▶ **THE EXERCISE**
Count how many lines of the material hold "dans". Respond with that number alone.

▶ **LISTED RECORDS**
************
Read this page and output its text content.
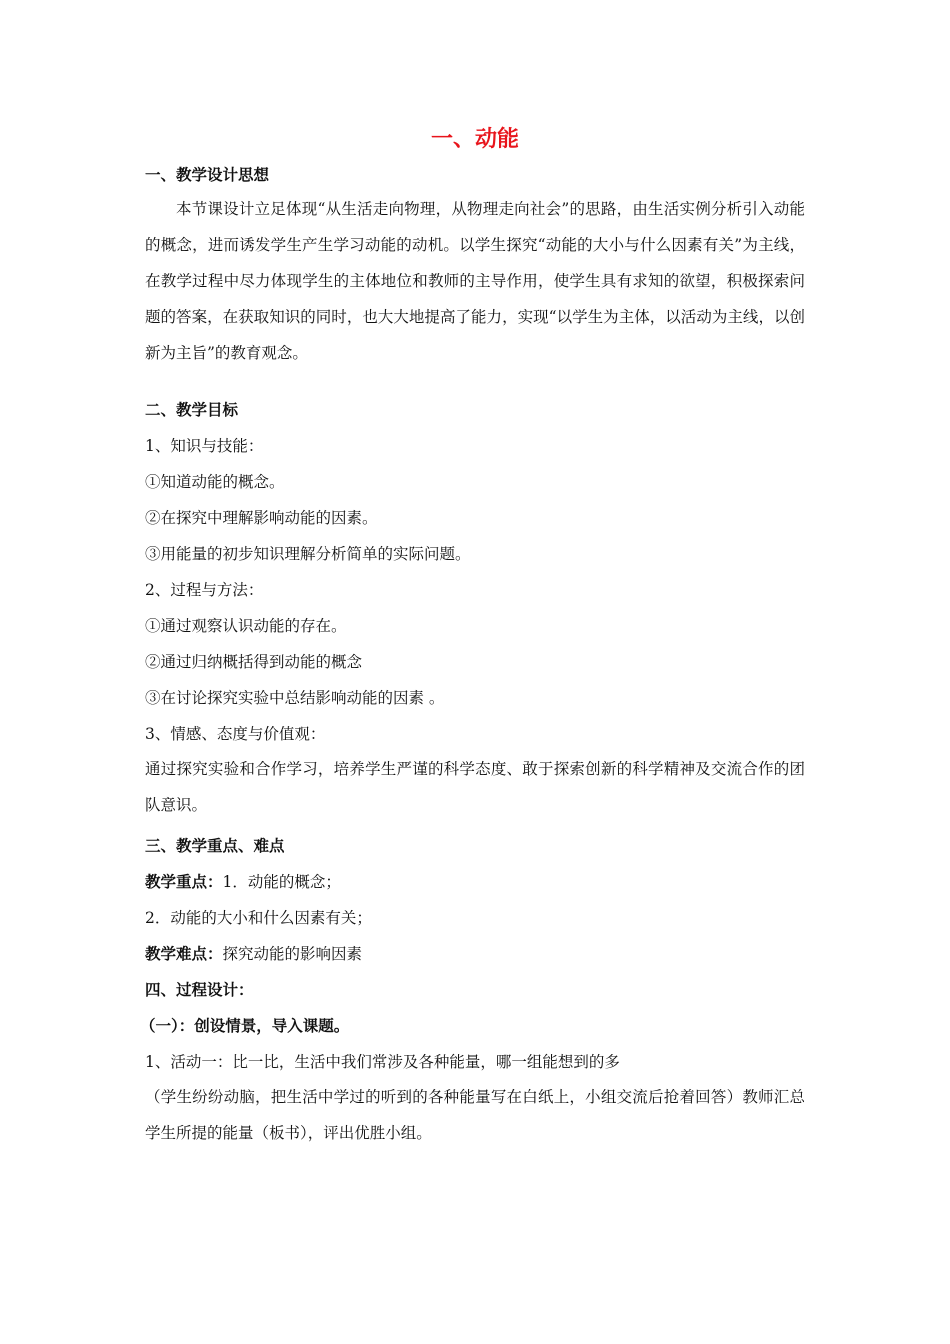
一、动能
一、教学设计思想
本节课设计立足体现“从生活走向物理，从物理走向社会”的思路，由生活实例分析引入动能的概念，进而诱发学生产生学习动能的动机。以学生探究“动能的大小与什么因素有关”为主线，在教学过程中尽力体现学生的主体地位和教师的主导作用，使学生具有求知的欲望，积极探索问题的答案，在获取知识的同时，也大大地提高了能力，实现“以学生为主体，以活动为主线，以创新为主旨”的教育观念。
二、教学目标
1、知识与技能：
①知道动能的概念。
②在探究中理解影响动能的因素。
③用能量的初步知识理解分析简单的实际问题。
2、过程与方法：
①通过观察认识动能的存在。
②通过归纳概括得到动能的概念
③在讨论探究实验中总结影响动能的因素 。
3、情感、态度与价值观：
通过探究实验和合作学习，培养学生严谨的科学态度、敢于探索创新的科学精神及交流合作的团队意识。
三、教学重点、难点
教学重点：1．动能的概念；
2．动能的大小和什么因素有关；
教学难点：探究动能的影响因素
四、过程设计：
（一）：创设情景，导入课题。
1、活动一：比一比，生活中我们常涉及各种能量，哪一组能想到的多
（学生纷纷动脑，把生活中学过的听到的各种能量写在白纸上，小组交流后抢着回答）教师汇总学生所提的能量（板书），评出优胜小组。
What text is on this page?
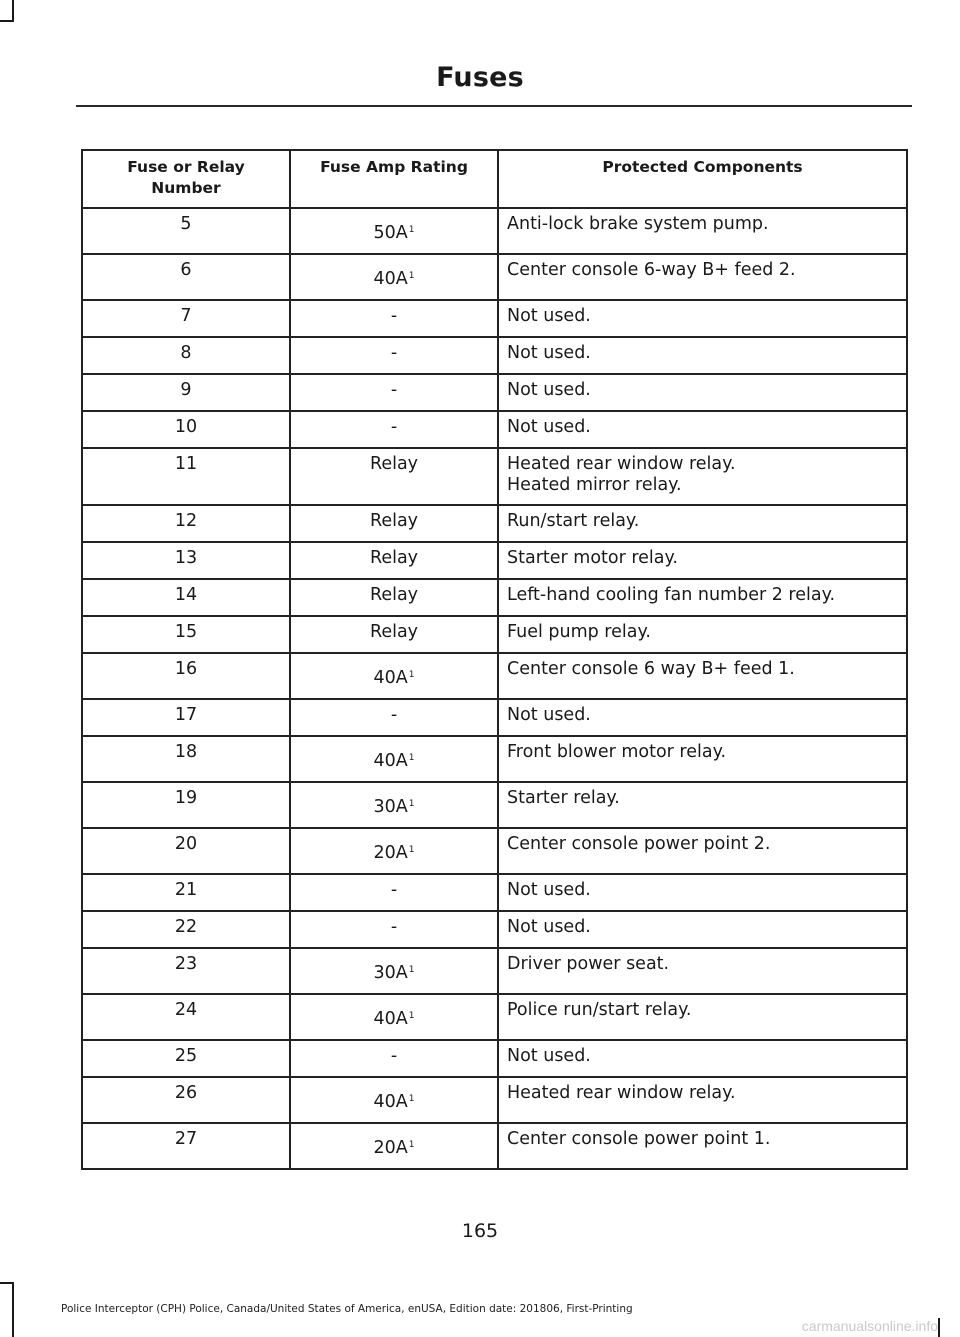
Fuses
Fuse or Relay Number	Fuse Amp Rating	Protected Components
5	$50A^1$	Anti-lock brake system pump.

6	$40A^1$	Center console 6-way B+ feed 2.

7	-	Not used.

8	-	Not used.

9	-	Not used.

10	-	Not used.

11	Relay	Heated rear window relay.
Heated mirror relay.

12	Relay	Run/start relay.

13	Relay	Starter motor relay.

14	Relay	Left-hand cooling fan number 2 relay.

15	Relay	Fuel pump relay.

16	$40A^1$	Center console 6 way B+ feed 1.

17	-	Not used.

18	$40A^1$	Front blower motor relay.

19	$30A^1$	Starter relay.

20	$20A^1$	Center console power point 2.

21	-	Not used.

22	-	Not used.

23	$30A^1$	Driver power seat.

24	$40A^1$	Police run/start relay.

25	-	Not used.

26	$40A^1$	Heated rear window relay.

27	$20A^1$	Center console power point 1.
165
Police Interceptor (CPH) Police, Canada/United States of America, enUSA, Edition date: 201806, First-Printing
carmanualsonline.info
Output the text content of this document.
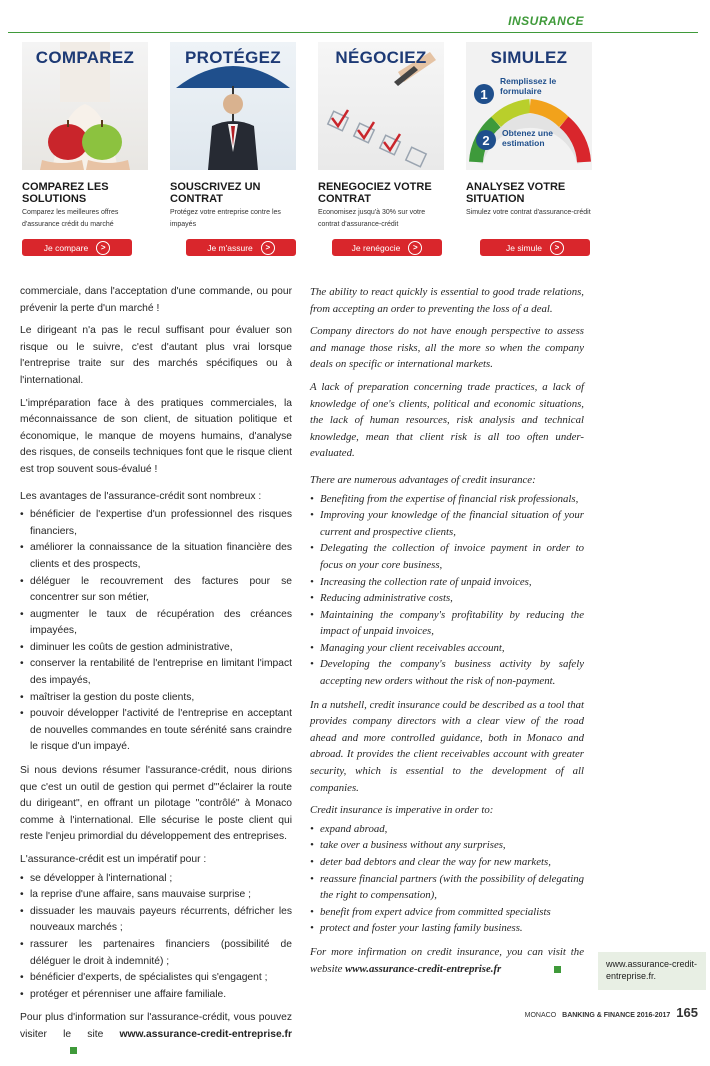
INSURANCE
COMPAREZ
COMPAREZ LES SOLUTIONS

Comparez les meilleures offres d'assurance crédit du marché

Je compare	>
PROTÉGEZ
SOUSCRIVEZ UN CONTRAT

Protégez votre entreprise contre les impayés

Je m'assure	>
NÉGOCIEZ
RENEGOCIEZ VOTRE CONTRAT

Economisez jusqu'à 30% sur votre contrat d'assurance-crédit

Je renégocie	>
1
2
SIMULEZ
Remplissez le formulaire
Obtenez une estimation
ANALYSEZ VOTRE SITUATION

Simulez votre contrat d'assurance-crédit

Je simule	>

commerciale, dans l'acceptation d'une commande, ou pour prévenir la perte d'un marché !

Le dirigeant n'a pas le recul suffisant pour évaluer son risque ou le suivre, c'est d'autant plus vrai lorsque l'entreprise traite sur des marchés spécifiques ou à l'international.

L'impréparation face à des pratiques commerciales, la méconnaissance de son client, de situation politique et économique, le manque de moyens humains, d'analyse des risques, de conseils techniques font que le risque client est trop souvent sous-évalué !

Les avantages de l'assurance-crédit sont nombreux :

• bénéficier de l'expertise d'un professionnel des risques financiers,
• améliorer la connaissance de la situation financière des clients et des prospects,
• déléguer le recouvrement des factures pour se concentrer sur son métier,
• augmenter le taux de récupération des créances impayées,
• diminuer les coûts de gestion administrative,
• conserver la rentabilité de l'entreprise en limitant l'impact des impayés,
• maîtriser la gestion du poste clients,
• pouvoir développer l'activité de l'entreprise en acceptant de nouvelles commandes en toute sérénité sans craindre le risque d'un impayé.

Si nous devions résumer l'assurance-crédit, nous dirions que c'est un outil de gestion qui permet d'"éclairer la route du dirigeant", en offrant un pilotage "contrôlé" à Monaco comme à l'international. Elle sécurise le poste client qui reste l'enjeu primordial du développement des entreprises.

L'assurance-crédit est un impératif pour :

• se développer à l'international ;
• la reprise d'une affaire, sans mauvaise surprise ;
• dissuader les mauvais payeurs récurrents, défricher les nouveaux marchés ;
• rassurer les partenaires financiers (possibilité de déléguer le droit à indemnité) ;
• bénéficier d'experts, de spécialistes qui s'engagent ;
• protéger et pérenniser une affaire familiale.

Pour plus d'information sur l'assurance-crédit, vous pouvez visiter le site www.assurance-credit-entreprise.fr

The ability to react quickly is essential to good trade relations, from accepting an order to preventing the loss of a deal.

Company directors do not have enough perspective to assess and manage those risks, all the more so when the company deals on specific or international markets.

A lack of preparation concerning trade practices, a lack of knowledge of one's clients, political and economic situations, the lack of human resources, risk analysis and technical knowledge, mean that client risk is all too often under-evaluated.

There are numerous advantages of credit insurance:

• Benefiting from the expertise of financial risk professionals,
• Improving your knowledge of the financial situation of your current and prospective clients,
• Delegating the collection of invoice payment in order to focus on your core business,
• Increasing the collection rate of unpaid invoices,
• Reducing administrative costs,
• Maintaining the company's profitability by reducing the impact of unpaid invoices,
• Managing your client receivables account,
• Developing the company's business activity by safely accepting new orders without the risk of non-payment.

In a nutshell, credit insurance could be described as a tool that provides company directors with a clear view of the road ahead and more controlled guidance, both in Monaco and abroad. It provides the client receivables account with greater security, which is essential to the development of all companies.

Credit insurance is imperative in order to:

• expand abroad,
• take over a business without any surprises,
• deter bad debtors and clear the way for new markets,
• reassure financial partners (with the possibility of delegating the right to compensation),
• benefit from expert advice from committed specialists
• protect and foster your lasting family business.

For more infirmation on credit insurance, you can visit the website www.assurance-credit-entreprise.fr	www.assurance-credit-entreprise.fr.
MONACO BANKING & FINANCE 2016-2017 165
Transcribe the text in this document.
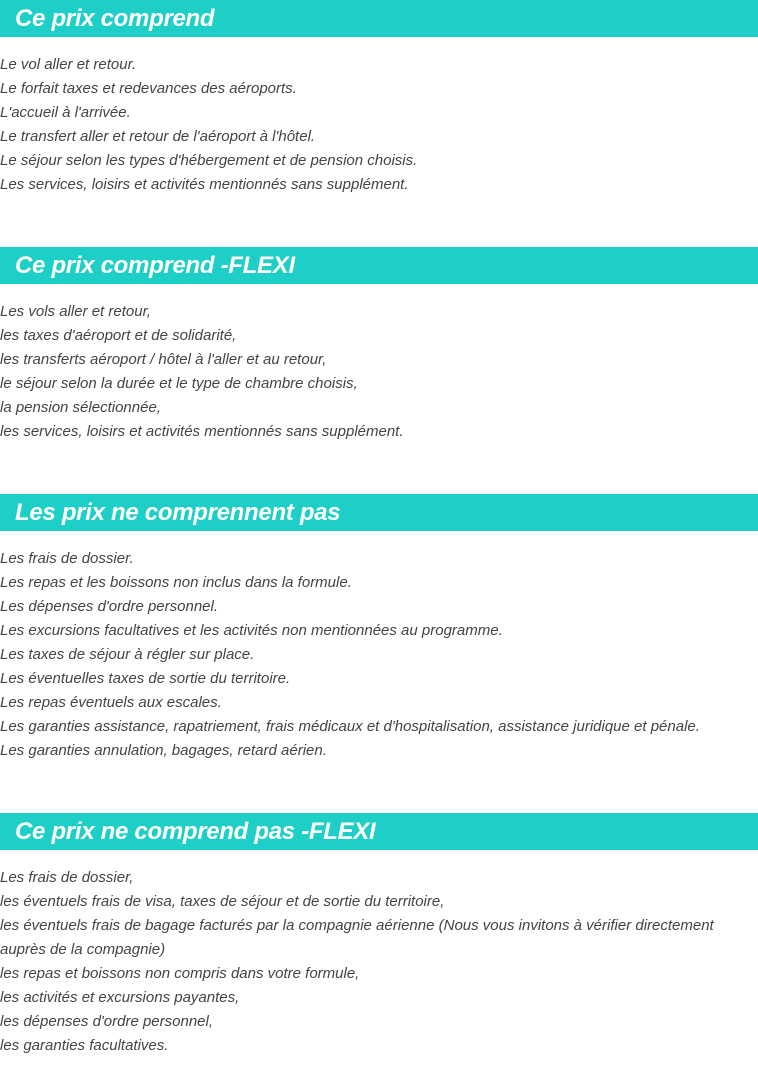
Ce prix comprend
Le vol aller et retour.
Le forfait taxes et redevances des aéroports.
L'accueil à l'arrivée.
Le transfert aller et retour de l'aéroport à l'hôtel.
Le séjour selon les types d'hébergement et de pension choisis.
Les services, loisirs et activités mentionnés sans supplément.
Ce prix comprend -FLEXI
Les vols aller et retour,
les taxes d'aéroport et de solidarité,
les transferts aéroport / hôtel à l'aller et au retour,
le séjour selon la durée et le type de chambre choisis,
la pension sélectionnée,
les services, loisirs et activités mentionnés sans supplément.
Les prix ne comprennent pas
Les frais de dossier.
Les repas et les boissons non inclus dans la formule.
Les dépenses d'ordre personnel.
Les excursions facultatives et les activités non mentionnées au programme.
Les taxes de séjour à régler sur place.
Les éventuelles taxes de sortie du territoire.
Les repas éventuels aux escales.
Les garanties assistance, rapatriement, frais médicaux et d'hospitalisation, assistance juridique et pénale.
Les garanties annulation, bagages, retard aérien.
Ce prix ne comprend pas -FLEXI
Les frais de dossier,
les éventuels frais de visa, taxes de séjour et de sortie du territoire,
les éventuels frais de bagage facturés par la compagnie aérienne (Nous vous invitons à vérifier directement auprès de la compagnie)
les repas et boissons non compris dans votre formule,
les activités et excursions payantes,
les dépenses d'ordre personnel,
les garanties facultatives.
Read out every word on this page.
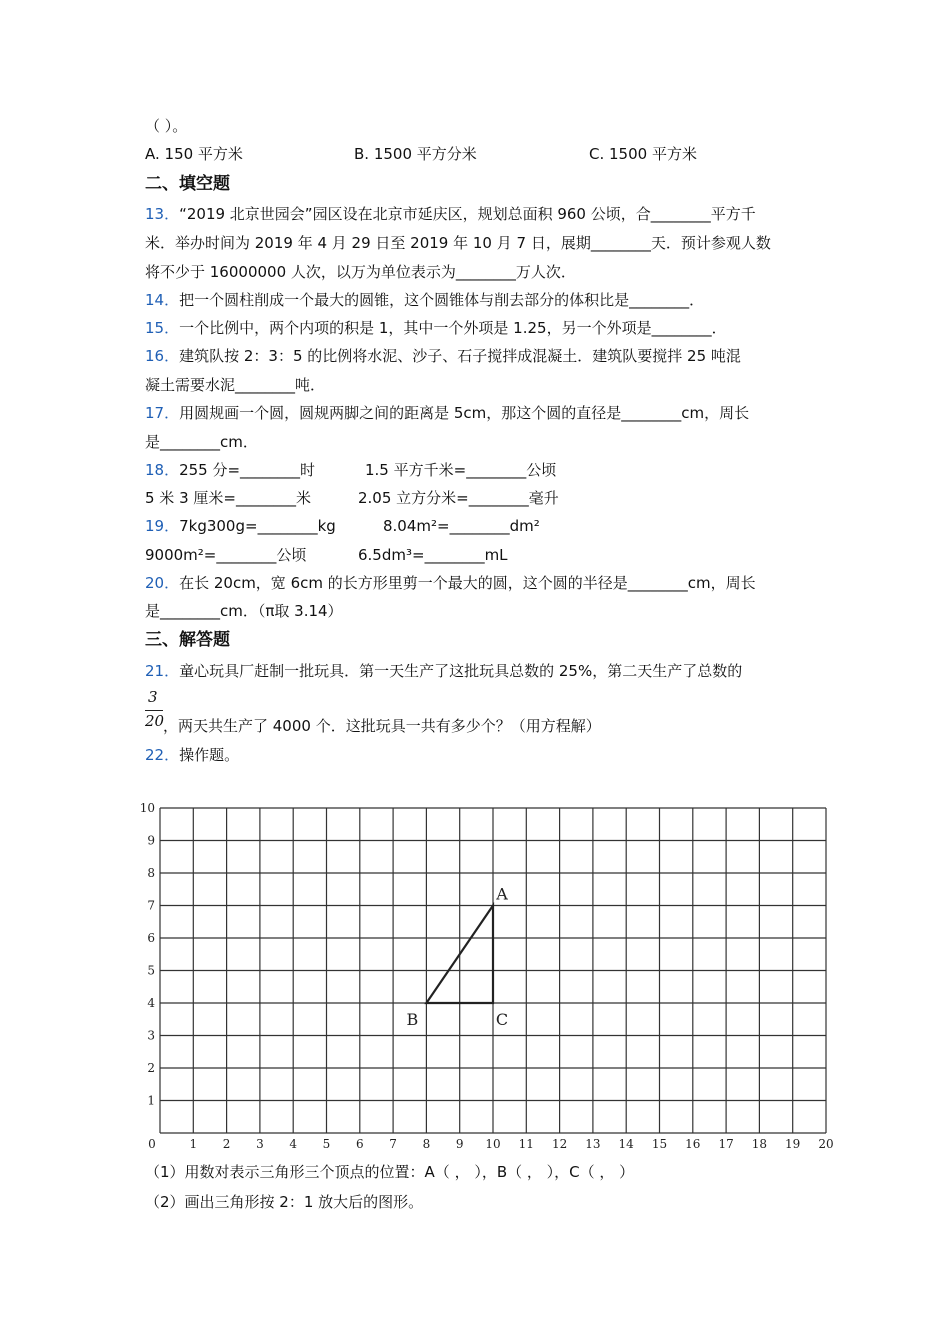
（ ）。
A. 150 平方米	B. 1500 平方分米	C. 1500 平方米
二、填空题
13．“2019 北京世园会”园区设在北京市延庆区，规划总面积 960 公顷，合________平方千
米．举办时间为 2019 年 4 月 29 日至 2019 年 10 月 7 日，展期________天．预计参观人数
将不少于 16000000 人次，以万为单位表示为________万人次．
14．把一个圆柱削成一个最大的圆锥，这个圆锥体与削去部分的体积比是________．
15．一个比例中，两个内项的积是 1，其中一个外项是 1.25，另一个外项是________．
16．建筑队按 2：3：5 的比例将水泥、沙子、石子搅拌成混凝土．建筑队要搅拌 25 吨混
凝土需要水泥________吨．
17．用圆规画一个圆，圆规两脚之间的距离是 5cm，那这个圆的直径是________cm，周长
是________cm．
18．255 分=________时	1.5 平方千米=________公顷
5 米 3 厘米=________米	2.05 立方分米=________毫升
19．7kg300g=________kg	8.04m²=________dm²
9000m²=________公顷	6.5dm³=________mL
20．在长 20cm，宽 6cm 的长方形里剪一个最大的圆，这个圆的半径是________cm，周长
是________cm．（π取 3.14）
三、解答题
21．童心玩具厂赶制一批玩具．第一天生产了这批玩具总数的 25%，第二天生产了总数的
3
20
，两天共生产了 4000 个．这批玩具一共有多少个？（用方程解）
22．操作题。
0	1 2 3 4 5 6 7 8 9 10 11 12 13 14 15 16 17 18 19 20
1
2
3
4
5
6
7
8
9
10
A
B	C
（1）用数对表示三角形三个顶点的位置：A（ ， ），B（ ， ），C（ ， ）
（2）画出三角形按 2：1 放大后的图形。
************
▶ **RESULT OF THIS EXERCISE**
3